Reading text →
▶

“We are seeing sort of bubble-like valuations,” Belinda Boa, the money manager's head of active investments for Asia-Pacific, told reporters in Hong Kong. “BlackRock’s view is that this isn't a financial asset like we would trade in terms of equities and fixed-income instruments.”
BlackRock joins other major financial services firms which have weighed in on bitcoin's meteoric rise this year amid increasing mainstream acceptance. Bitcoin futures contracts made their debut on Cboe Global Markets Inc.'s exchange late Sunday, and CME Group Inc. is set to launch similar products on December 18.
"I don't know where it will end, but as much as you and I are talking, it's going to be the biggest bubble and it will collapse," said Prem Watsa, chief executive of Toronto-based Fairfax Financial Holdings Ltd., in an interview Monday. "I'm sure it will collapse, but will it happen in the next month or two or three, who knows?"
Watsa said he hasn't invested in bitcoin and has no plans to do so.
"The higher valuations go, the more likely we are to see some volatility in that space," BlackRock's Boa said. "What we're seeing in bitcoin and some of the cryptocurrencies, we have seen huge moves in asset prices. I would therefore expect that we will see a lot more volatility in the future."

◀

Information shown →

▶

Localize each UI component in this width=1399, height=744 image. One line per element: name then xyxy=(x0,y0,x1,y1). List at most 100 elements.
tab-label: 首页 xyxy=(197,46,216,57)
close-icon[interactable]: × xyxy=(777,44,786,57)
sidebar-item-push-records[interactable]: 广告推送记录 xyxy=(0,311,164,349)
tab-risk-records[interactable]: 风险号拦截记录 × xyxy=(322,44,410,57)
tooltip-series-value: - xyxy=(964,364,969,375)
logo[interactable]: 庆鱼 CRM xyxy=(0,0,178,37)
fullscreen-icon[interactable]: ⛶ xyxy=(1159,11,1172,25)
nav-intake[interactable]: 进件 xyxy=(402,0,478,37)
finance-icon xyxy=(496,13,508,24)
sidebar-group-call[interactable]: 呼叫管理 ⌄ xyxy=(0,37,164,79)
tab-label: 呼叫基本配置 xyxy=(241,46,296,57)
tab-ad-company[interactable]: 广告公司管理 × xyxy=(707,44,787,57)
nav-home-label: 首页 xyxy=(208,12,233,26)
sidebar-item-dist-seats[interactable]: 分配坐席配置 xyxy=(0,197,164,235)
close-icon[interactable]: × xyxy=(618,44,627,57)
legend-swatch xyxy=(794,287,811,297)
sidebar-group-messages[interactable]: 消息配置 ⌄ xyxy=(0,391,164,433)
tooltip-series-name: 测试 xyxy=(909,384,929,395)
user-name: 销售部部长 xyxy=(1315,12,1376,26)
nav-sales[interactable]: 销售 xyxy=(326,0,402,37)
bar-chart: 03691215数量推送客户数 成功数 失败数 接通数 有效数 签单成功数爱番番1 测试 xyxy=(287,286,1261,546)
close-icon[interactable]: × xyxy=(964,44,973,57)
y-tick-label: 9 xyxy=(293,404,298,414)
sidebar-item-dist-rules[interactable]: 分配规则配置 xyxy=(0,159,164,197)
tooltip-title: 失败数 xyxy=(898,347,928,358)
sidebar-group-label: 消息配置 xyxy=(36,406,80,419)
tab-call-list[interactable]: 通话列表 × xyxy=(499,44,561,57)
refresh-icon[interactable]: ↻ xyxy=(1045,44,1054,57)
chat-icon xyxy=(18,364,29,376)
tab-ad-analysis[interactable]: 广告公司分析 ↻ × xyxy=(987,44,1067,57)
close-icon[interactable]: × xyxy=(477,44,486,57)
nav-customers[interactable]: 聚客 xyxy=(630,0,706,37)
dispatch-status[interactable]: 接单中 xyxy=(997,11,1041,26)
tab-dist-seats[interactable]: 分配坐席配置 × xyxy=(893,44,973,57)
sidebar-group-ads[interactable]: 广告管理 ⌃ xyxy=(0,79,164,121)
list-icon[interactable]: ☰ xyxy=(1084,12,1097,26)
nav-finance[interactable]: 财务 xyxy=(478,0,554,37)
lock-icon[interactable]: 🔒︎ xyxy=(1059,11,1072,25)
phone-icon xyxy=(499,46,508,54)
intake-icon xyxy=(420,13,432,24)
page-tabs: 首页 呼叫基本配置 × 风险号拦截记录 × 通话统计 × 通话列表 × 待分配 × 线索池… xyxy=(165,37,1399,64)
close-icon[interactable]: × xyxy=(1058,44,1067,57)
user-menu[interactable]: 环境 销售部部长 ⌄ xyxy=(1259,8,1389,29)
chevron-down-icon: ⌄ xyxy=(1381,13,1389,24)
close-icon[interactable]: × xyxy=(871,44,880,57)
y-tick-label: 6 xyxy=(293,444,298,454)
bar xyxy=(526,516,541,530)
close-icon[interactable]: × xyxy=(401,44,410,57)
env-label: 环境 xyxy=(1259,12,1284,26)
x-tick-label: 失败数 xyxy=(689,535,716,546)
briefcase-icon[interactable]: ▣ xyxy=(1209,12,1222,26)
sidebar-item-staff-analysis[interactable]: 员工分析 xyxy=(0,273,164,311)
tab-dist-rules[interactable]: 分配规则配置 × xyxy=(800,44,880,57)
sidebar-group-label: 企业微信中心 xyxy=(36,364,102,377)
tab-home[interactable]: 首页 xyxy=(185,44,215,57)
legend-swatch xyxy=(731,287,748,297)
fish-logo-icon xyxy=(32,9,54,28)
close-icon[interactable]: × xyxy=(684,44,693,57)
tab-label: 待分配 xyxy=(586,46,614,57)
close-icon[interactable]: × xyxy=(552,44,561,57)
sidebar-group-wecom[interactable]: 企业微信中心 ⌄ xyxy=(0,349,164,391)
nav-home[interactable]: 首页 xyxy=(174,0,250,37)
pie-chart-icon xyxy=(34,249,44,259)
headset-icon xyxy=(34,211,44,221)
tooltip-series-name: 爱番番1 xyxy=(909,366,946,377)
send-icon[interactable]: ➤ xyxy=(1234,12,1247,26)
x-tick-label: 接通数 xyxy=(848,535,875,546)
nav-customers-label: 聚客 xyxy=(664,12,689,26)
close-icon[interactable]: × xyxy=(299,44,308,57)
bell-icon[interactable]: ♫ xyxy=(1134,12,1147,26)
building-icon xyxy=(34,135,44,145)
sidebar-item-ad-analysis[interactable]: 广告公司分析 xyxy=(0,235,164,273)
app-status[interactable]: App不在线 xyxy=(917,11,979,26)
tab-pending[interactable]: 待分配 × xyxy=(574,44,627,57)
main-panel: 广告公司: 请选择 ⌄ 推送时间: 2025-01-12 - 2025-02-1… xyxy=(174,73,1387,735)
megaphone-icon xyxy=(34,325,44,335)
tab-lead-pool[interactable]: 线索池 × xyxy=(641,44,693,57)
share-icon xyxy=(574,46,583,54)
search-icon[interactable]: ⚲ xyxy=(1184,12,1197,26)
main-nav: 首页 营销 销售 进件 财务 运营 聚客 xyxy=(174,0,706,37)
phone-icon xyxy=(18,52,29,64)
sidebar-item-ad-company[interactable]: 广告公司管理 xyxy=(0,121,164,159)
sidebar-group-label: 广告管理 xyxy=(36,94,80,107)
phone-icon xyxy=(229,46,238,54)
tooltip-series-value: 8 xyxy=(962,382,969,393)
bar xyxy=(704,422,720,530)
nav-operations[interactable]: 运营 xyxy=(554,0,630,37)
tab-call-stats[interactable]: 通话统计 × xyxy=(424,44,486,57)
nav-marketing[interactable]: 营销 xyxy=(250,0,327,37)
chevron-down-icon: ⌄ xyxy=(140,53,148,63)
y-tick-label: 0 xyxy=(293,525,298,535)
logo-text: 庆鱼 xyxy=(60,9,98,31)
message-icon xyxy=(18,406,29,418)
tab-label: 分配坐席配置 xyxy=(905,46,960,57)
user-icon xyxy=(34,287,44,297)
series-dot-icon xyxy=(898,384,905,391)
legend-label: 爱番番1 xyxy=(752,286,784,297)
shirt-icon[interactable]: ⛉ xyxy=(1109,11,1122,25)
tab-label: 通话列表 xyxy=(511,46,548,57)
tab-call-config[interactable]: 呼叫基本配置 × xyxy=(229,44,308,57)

◀

Tasks to complete →
a. In the bitcoin report, reproduce the passage from "BlackRock joins other" to "on December 18.", switching "exchange" to "platform".
b. Name every company mentioned in the bitcoin report.

Written responses →
a.
BlackRock joins other major financial services firms which have weighed in on bitcoin's meteoric rise this year amid increasing mainstream acceptance. Bitcoin futures contracts made their debut on Cboe Global Markets Inc.'s platform late Sunday, and CME Group Inc. is set to launch similar products on December 18.

b.
- BlackRock
- Cboe Global Markets Inc.
- CME Group Inc.
- Fairfax Financial Holdings Ltd.